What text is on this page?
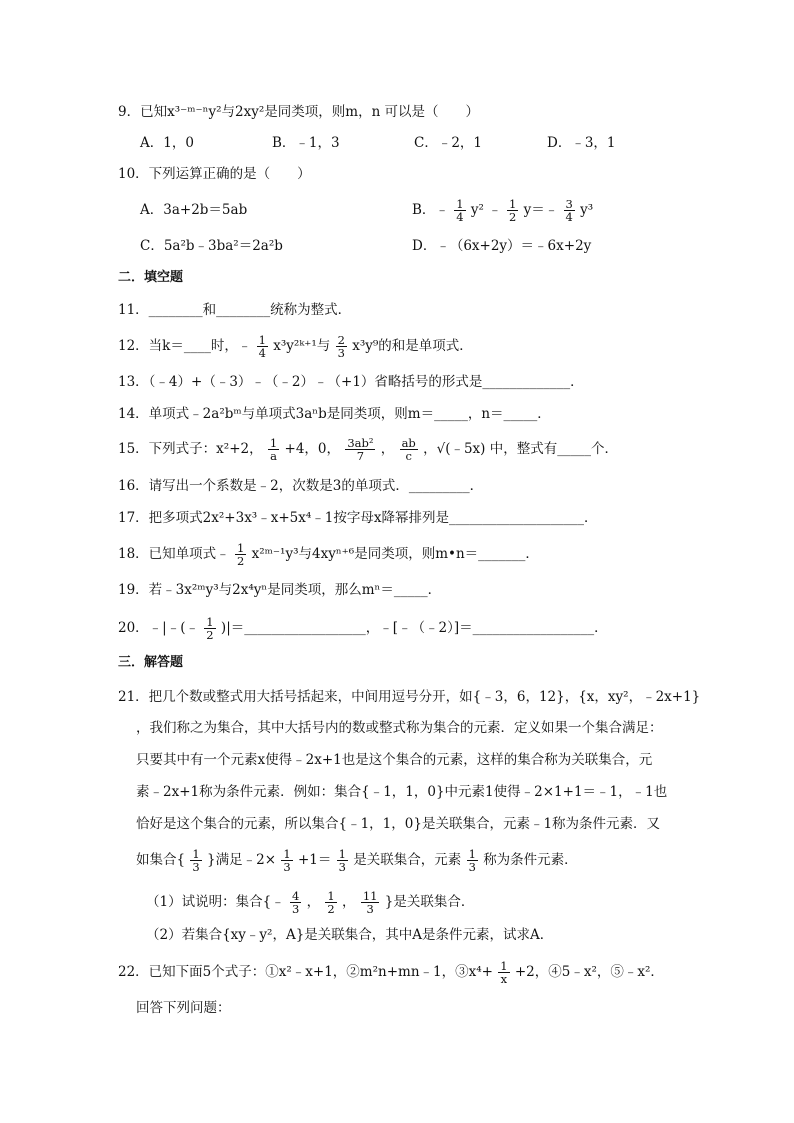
9．已知x³⁻ᵐ⁻ⁿy²与2xy²是同类项，则m，n 可以是（　　）
A．1，0	B．﹣1，3	C．﹣2，1	D．﹣3，1
10．下列运算正确的是（　　）
A．3a+2b＝5ab	B．﹣ $\frac{1}{4} y^2$ ﹣ $\frac{1}{2}$ y＝﹣ $\frac{3}{4} y^3$
C．5a²b﹣3ba²＝2a²b	D．﹣（6x+2y）＝﹣6x+2y
二．填空题
11．________和________统称为整式．
12．当k＝____时，﹣ $\frac{1}{4}$ x³y²ᵏ⁺¹与 $\frac{2}{3} x^3y^9$的和是单项式．
13．（﹣4）+（﹣3）﹣（﹣2）﹣（+1）省略括号的形式是_____________．
14．单项式﹣2a²bᵐ与单项式3aⁿb是同类项，则m＝_____，n＝_____．
15．下列式子：x²+2， $\frac{1}{a} +4$，0， $\frac{\text{3ab²}}{7}$ ， $\frac{ab}{c}$ ，√(﹣5x) 中，整式有_____个．
16．请写出一个系数是﹣2，次数是3的单项式．_________．
17．把多项式2x²+3x³﹣x+5x⁴﹣1按字母x降幂排列是____________________．
18．已知单项式﹣ $\frac{1}{2}$ x²ᵐ⁻¹y³与4xyⁿ⁺⁶是同类项，则m•n＝_______．
19．若﹣3x²ᵐy³与2x⁴yⁿ是同类项，那么mⁿ＝_____．
20．﹣|﹣(﹣ $\frac{1}{2}$ )|＝__________________，﹣[﹣（﹣2）]＝__________________．
三．解答题
21．把几个数或整式用大括号括起来，中间用逗号分开，如{﹣3，6，12}，{x，xy²，﹣2x+1}
，我们称之为集合，其中大括号内的数或整式称为集合的元素．定义如果一个集合满足：
只要其中有一个元素x使得﹣2x+1也是这个集合的元素，这样的集合称为关联集合，元
素﹣2x+1称为条件元素．例如：集合{﹣1，1，0}中元素1使得﹣2×1+1＝﹣1，﹣1也
恰好是这个集合的元素，所以集合{﹣1，1，0}是关联集合，元素﹣1称为条件元素．又
如集合{ $\frac{1}{3}$ }满足﹣2× $\frac{1}{3} +1= \frac{1}{3}$ 是关联集合，元素 $\frac{1}{3}$ 称为条件元素．
（1）试说明：集合{﹣ $\frac{4}{3}$ ， $\frac{1}{2}$ ， $\frac{11}{3}$ }是关联集合．
（2）若集合{xy﹣y²，A}是关联集合，其中A是条件元素，试求A．
22．已知下面5个式子：①x²﹣x+1，②m²n+mn﹣1，③x⁴+ $\frac{1}{x} +2$，④5﹣x²，⑤﹣x²．
回答下列问题：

***

▶ _PROBLEM TO WORK ON_: Select the lines that carry the string "是关联集合" and copy them.

▶ _ANSWER FOR THE TASK_:
恰好是这个集合的元素，所以集合{﹣1，1，0}是关联集合，元素﹣1称为条件元素．又
如集合{ $\frac{1}{3}$ }满足﹣2× $\frac{1}{3} +1= \frac{1}{3}$ 是关联集合，元素 $\frac{1}{3}$ 称为条件元素．
（1）试说明：集合{﹣ $\frac{4}{3}$ ， $\frac{1}{2}$ ， $\frac{11}{3}$ }是关联集合．
（2）若集合{xy﹣y²，A}是关联集合，其中A是条件元素，试求A．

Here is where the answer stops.